→ Your goal
A verbatim copy of the records is required, with all pictures left out.

Structured figure records
** begin **

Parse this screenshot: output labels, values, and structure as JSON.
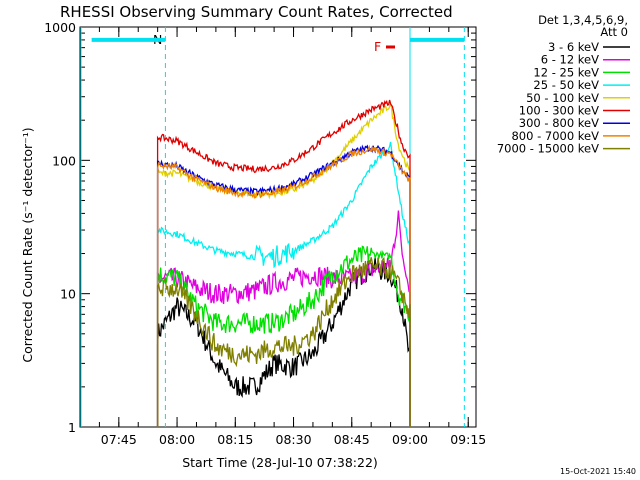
{
  "chart_data": {
    "type": "line",
    "title": "RHESSI Observing Summary Count Rates, Corrected",
    "xlabel": "Start Time (28-Jul-10 07:38:22)",
    "ylabel": "Corrected Count Rate (s⁻¹ detector⁻¹)",
    "yscale": "log",
    "ylim": [
      1,
      1000
    ],
    "xlim_minutes_after_0738": [
      -3,
      99
    ],
    "x_tick_labels": [
      "07:45",
      "08:00",
      "08:15",
      "08:30",
      "08:45",
      "09:00",
      "09:15"
    ],
    "y_tick_labels": [
      "1",
      "10",
      "100",
      "1000"
    ],
    "detector_header": [
      "Det 1,3,4,5,6,9,",
      "Att 0"
    ],
    "timestamp": "15-Oct-2021 15:40",
    "annotations": {
      "night_start_label": "N",
      "flare_label": "F",
      "flare_color": "#e00000",
      "eclipse_color": "#00e0f0",
      "eclipse_bars_y": 800,
      "eclipse_periods_utc": [
        [
          "07:38",
          "07:57"
        ],
        [
          "09:00",
          "09:14"
        ]
      ]
    },
    "series": [
      {
        "name": "3 - 6 keV",
        "color": "#000000",
        "times": [
          "07:55",
          "08:00",
          "08:05",
          "08:10",
          "08:15",
          "08:20",
          "08:25",
          "08:30",
          "08:35",
          "08:40",
          "08:45",
          "08:50",
          "08:55",
          "08:58",
          "09:00"
        ],
        "values": [
          5,
          8,
          6,
          3,
          2,
          2,
          3,
          2.8,
          3.5,
          6,
          12,
          16,
          14,
          8,
          3
        ]
      },
      {
        "name": "6 - 12 keV",
        "color": "#e000e0",
        "times": [
          "07:55",
          "08:00",
          "08:05",
          "08:10",
          "08:15",
          "08:20",
          "08:25",
          "08:30",
          "08:35",
          "08:40",
          "08:45",
          "08:50",
          "08:55",
          "08:57",
          "08:58",
          "09:00"
        ],
        "values": [
          13,
          13,
          11,
          10,
          10,
          10.5,
          12,
          13,
          14,
          13,
          13,
          15,
          16,
          40,
          20,
          10
        ]
      },
      {
        "name": "12 - 25 keV",
        "color": "#00e000",
        "times": [
          "07:55",
          "08:00",
          "08:05",
          "08:10",
          "08:15",
          "08:20",
          "08:25",
          "08:30",
          "08:35",
          "08:40",
          "08:45",
          "08:50",
          "08:55",
          "08:57",
          "08:58",
          "09:00"
        ],
        "values": [
          14,
          13,
          8,
          6,
          6,
          6,
          6,
          7,
          9,
          14,
          18,
          20,
          19,
          10,
          9,
          7
        ]
      },
      {
        "name": "25 - 50 keV",
        "color": "#00f0f0",
        "times": [
          "07:55",
          "08:00",
          "08:05",
          "08:10",
          "08:15",
          "08:20",
          "08:25",
          "08:30",
          "08:35",
          "08:40",
          "08:45",
          "08:50",
          "08:55",
          "08:58",
          "09:00"
        ],
        "values": [
          30,
          28,
          24,
          21,
          20,
          19,
          19,
          21,
          25,
          32,
          50,
          90,
          130,
          40,
          22
        ]
      },
      {
        "name": "50 - 100 keV",
        "color": "#e0d000",
        "times": [
          "07:55",
          "08:00",
          "08:05",
          "08:10",
          "08:15",
          "08:20",
          "08:25",
          "08:30",
          "08:35",
          "08:40",
          "08:45",
          "08:50",
          "08:55",
          "08:57",
          "09:00"
        ],
        "values": [
          80,
          80,
          70,
          62,
          58,
          56,
          56,
          60,
          70,
          95,
          140,
          200,
          260,
          130,
          80
        ]
      },
      {
        "name": "100 - 300 keV",
        "color": "#e00000",
        "times": [
          "07:55",
          "08:00",
          "08:05",
          "08:10",
          "08:15",
          "08:20",
          "08:25",
          "08:30",
          "08:35",
          "08:40",
          "08:45",
          "08:50",
          "08:55",
          "08:58",
          "09:00"
        ],
        "values": [
          150,
          140,
          115,
          95,
          88,
          86,
          88,
          100,
          125,
          160,
          200,
          240,
          270,
          130,
          105
        ]
      },
      {
        "name": "300 - 800 keV",
        "color": "#0000e0",
        "times": [
          "07:55",
          "08:00",
          "08:05",
          "08:10",
          "08:15",
          "08:20",
          "08:25",
          "08:30",
          "08:35",
          "08:40",
          "08:45",
          "08:50",
          "08:55",
          "08:58",
          "09:00"
        ],
        "values": [
          95,
          90,
          75,
          65,
          60,
          58,
          60,
          66,
          78,
          95,
          115,
          125,
          115,
          85,
          72
        ]
      },
      {
        "name": "800 - 7000 keV",
        "color": "#f08000",
        "times": [
          "07:55",
          "08:00",
          "08:05",
          "08:10",
          "08:15",
          "08:20",
          "08:25",
          "08:30",
          "08:35",
          "08:40",
          "08:45",
          "08:50",
          "08:55",
          "08:58",
          "09:00"
        ],
        "values": [
          92,
          88,
          72,
          62,
          57,
          55,
          57,
          63,
          75,
          92,
          112,
          122,
          112,
          83,
          70
        ]
      },
      {
        "name": "7000 - 15000 keV",
        "color": "#808000",
        "times": [
          "07:55",
          "08:00",
          "08:05",
          "08:10",
          "08:15",
          "08:20",
          "08:25",
          "08:30",
          "08:35",
          "08:40",
          "08:45",
          "08:50",
          "08:55",
          "08:58",
          "09:00"
        ],
        "values": [
          11,
          11,
          7,
          4,
          3.5,
          3.5,
          4,
          4,
          5,
          9,
          14,
          16,
          15,
          10,
          7
        ]
      }
    ]
  }
}
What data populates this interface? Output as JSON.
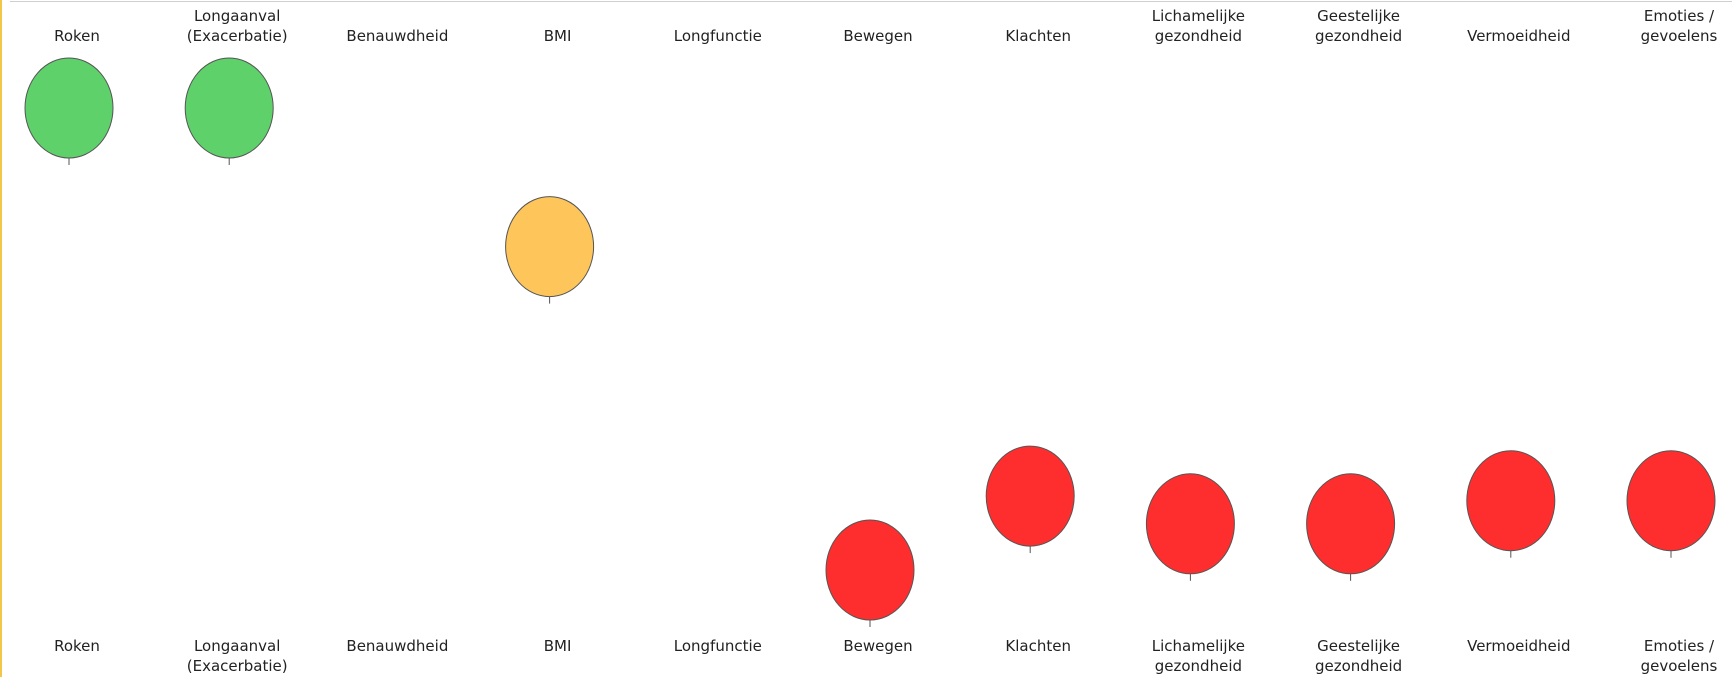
{
  "chart_data": {
    "type": "balloon",
    "categories": [
      "Roken",
      "Longaanval (Exacerbatie)",
      "Benauwdheid",
      "BMI",
      "Longfunctie",
      "Bewegen",
      "Klachten",
      "Lichamelijke gezondheid",
      "Geestelijke gezondheid",
      "Vermoeidheid",
      "Emoties / gevoelens"
    ],
    "values": [
      100,
      100,
      null,
      70,
      null,
      0,
      16,
      10,
      10,
      15,
      15
    ],
    "colors": [
      "#5fd16b",
      "#5fd16b",
      null,
      "#fdc55a",
      null,
      "#ff2e2e",
      "#ff2e2e",
      "#ff2e2e",
      "#ff2e2e",
      "#ff2e2e",
      "#ff2e2e"
    ],
    "ylim": [
      0,
      100
    ]
  }
}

** end **

→ Expected output
Parse this screenshot: output labels, values, and structure as JSON.
{
  "chart_data": {
    "type": "line",
    "title": "RHESSI Observing Summary Count Rates, Corrected",
    "xlabel": "Start Time (28-Jul-10 07:38:22)",
    "ylabel": "Corrected Count Rate (s⁻¹ detector⁻¹)",
    "yscale": "log",
    "ylim": [
      1,
      1000
    ],
    "xlim_minutes_after_0738": [
      -3,
      99
    ],
    "x_tick_labels": [
      "07:45",
      "08:00",
      "08:15",
      "08:30",
      "08:45",
      "09:00",
      "09:15"
    ],
    "y_tick_labels": [
      "1",
      "10",
      "100",
      "1000"
    ],
    "detector_header": [
      "Det 1,3,4,5,6,9,",
      "Att 0"
    ],
    "timestamp": "15-Oct-2021 15:40",
    "annotations": {
      "night_start_label": "N",
      "flare_label": "F",
      "flare_color": "#e00000",
      "eclipse_color": "#00e0f0",
      "eclipse_bars_y": 800,
      "eclipse_periods_utc": [
        [
          "07:38",
          "07:57"
        ],
        [
          "09:00",
          "09:14"
        ]
      ]
    },
    "series": [
      {
        "name": "3 - 6 keV",
        "color": "#000000",
        "times": [
          "07:55",
          "08:00",
          "08:05",
          "08:10",
          "08:15",
          "08:20",
          "08:25",
          "08:30",
          "08:35",
          "08:40",
          "08:45",
          "08:50",
          "08:55",
          "08:58",
          "09:00"
        ],
        "values": [
          5,
          8,
          6,
          3,
          2,
          2,
          3,
          2.8,
          3.5,
          6,
          12,
          16,
          14,
          8,
          3
        ]
      },
      {
        "name": "6 - 12 keV",
        "color": "#e000e0",
        "times": [
          "07:55",
          "08:00",
          "08:05",
          "08:10",
          "08:15",
          "08:20",
          "08:25",
          "08:30",
          "08:35",
          "08:40",
          "08:45",
          "08:50",
          "08:55",
          "08:57",
          "08:58",
          "09:00"
        ],
        "values": [
          13,
          13,
          11,
          10,
          10,
          10.5,
          12,
          13,
          14,
          13,
          13,
          15,
          16,
          40,
          20,
          10
        ]
      },
      {
        "name": "12 - 25 keV",
        "color": "#00e000",
        "times": [
          "07:55",
          "08:00",
          "08:05",
          "08:10",
          "08:15",
          "08:20",
          "08:25",
          "08:30",
          "08:35",
          "08:40",
          "08:45",
          "08:50",
          "08:55",
          "08:57",
          "08:58",
          "09:00"
        ],
        "values": [
          14,
          13,
          8,
          6,
          6,
          6,
          6,
          7,
          9,
          14,
          18,
          20,
          19,
          10,
          9,
          7
        ]
      },
      {
        "name": "25 - 50 keV",
        "color": "#00f0f0",
        "times": [
          "07:55",
          "08:00",
          "08:05",
          "08:10",
          "08:15",
          "08:20",
          "08:25",
          "08:30",
          "08:35",
          "08:40",
          "08:45",
          "08:50",
          "08:55",
          "08:58",
          "09:00"
        ],
        "values": [
          30,
          28,
          24,
          21,
          20,
          19,
          19,
          21,
          25,
          32,
          50,
          90,
          130,
          40,
          22
        ]
      },
      {
        "name": "50 - 100 keV",
        "color": "#e0d000",
        "times": [
          "07:55",
          "08:00",
          "08:05",
          "08:10",
          "08:15",
          "08:20",
          "08:25",
          "08:30",
          "08:35",
          "08:40",
          "08:45",
          "08:50",
          "08:55",
          "08:57",
          "09:00"
        ],
        "values": [
          80,
          80,
          70,
          62,
          58,
          56,
          56,
          60,
          70,
          95,
          140,
          200,
          260,
          130,
          80
        ]
      },
      {
        "name": "100 - 300 keV",
        "color": "#e00000",
        "times": [
          "07:55",
          "08:00",
          "08:05",
          "08:10",
          "08:15",
          "08:20",
          "08:25",
          "08:30",
          "08:35",
          "08:40",
          "08:45",
          "08:50",
          "08:55",
          "08:58",
          "09:00"
        ],
        "values": [
          150,
          140,
          115,
          95,
          88,
          86,
          88,
          100,
          125,
          160,
          200,
          240,
          270,
          130,
          105
        ]
      },
      {
        "name": "300 - 800 keV",
        "color": "#0000e0",
        "times": [
          "07:55",
          "08:00",
          "08:05",
          "08:10",
          "08:15",
          "08:20",
          "08:25",
          "08:30",
          "08:35",
          "08:40",
          "08:45",
          "08:50",
          "08:55",
          "08:58",
          "09:00"
        ],
        "values": [
          95,
          90,
          75,
          65,
          60,
          58,
          60,
          66,
          78,
          95,
          115,
          125,
          115,
          85,
          72
        ]
      },
      {
        "name": "800 - 7000 keV",
        "color": "#f08000",
        "times": [
          "07:55",
          "08:00",
          "08:05",
          "08:10",
          "08:15",
          "08:20",
          "08:25",
          "08:30",
          "08:35",
          "08:40",
          "08:45",
          "08:50",
          "08:55",
          "08:58",
          "09:00"
        ],
        "values": [
          92,
          88,
          72,
          62,
          57,
          55,
          57,
          63,
          75,
          92,
          112,
          122,
          112,
          83,
          70
        ]
      },
      {
        "name": "7000 - 15000 keV",
        "color": "#808000",
        "times": [
          "07:55",
          "08:00",
          "08:05",
          "08:10",
          "08:15",
          "08:20",
          "08:25",
          "08:30",
          "08:35",
          "08:40",
          "08:45",
          "08:50",
          "08:55",
          "08:58",
          "09:00"
        ],
        "values": [
          11,
          11,
          7,
          4,
          3.5,
          3.5,
          4,
          4,
          5,
          9,
          14,
          16,
          15,
          10,
          7
        ]
      }
    ]
  }
}
What data populates this interface? Output as JSON.
{
  "chart_data": {
    "type": "balloon",
    "categories": [
      "Roken",
      "Longaanval (Exacerbatie)",
      "Benauwdheid",
      "BMI",
      "Longfunctie",
      "Bewegen",
      "Klachten",
      "Lichamelijke gezondheid",
      "Geestelijke gezondheid",
      "Vermoeidheid",
      "Emoties / gevoelens"
    ],
    "values": [
      100,
      100,
      null,
      70,
      null,
      0,
      16,
      10,
      10,
      15,
      15
    ],
    "colors": [
      "#5fd16b",
      "#5fd16b",
      null,
      "#fdc55a",
      null,
      "#ff2e2e",
      "#ff2e2e",
      "#ff2e2e",
      "#ff2e2e",
      "#ff2e2e",
      "#ff2e2e"
    ],
    "ylim": [
      0,
      100
    ]
  }
}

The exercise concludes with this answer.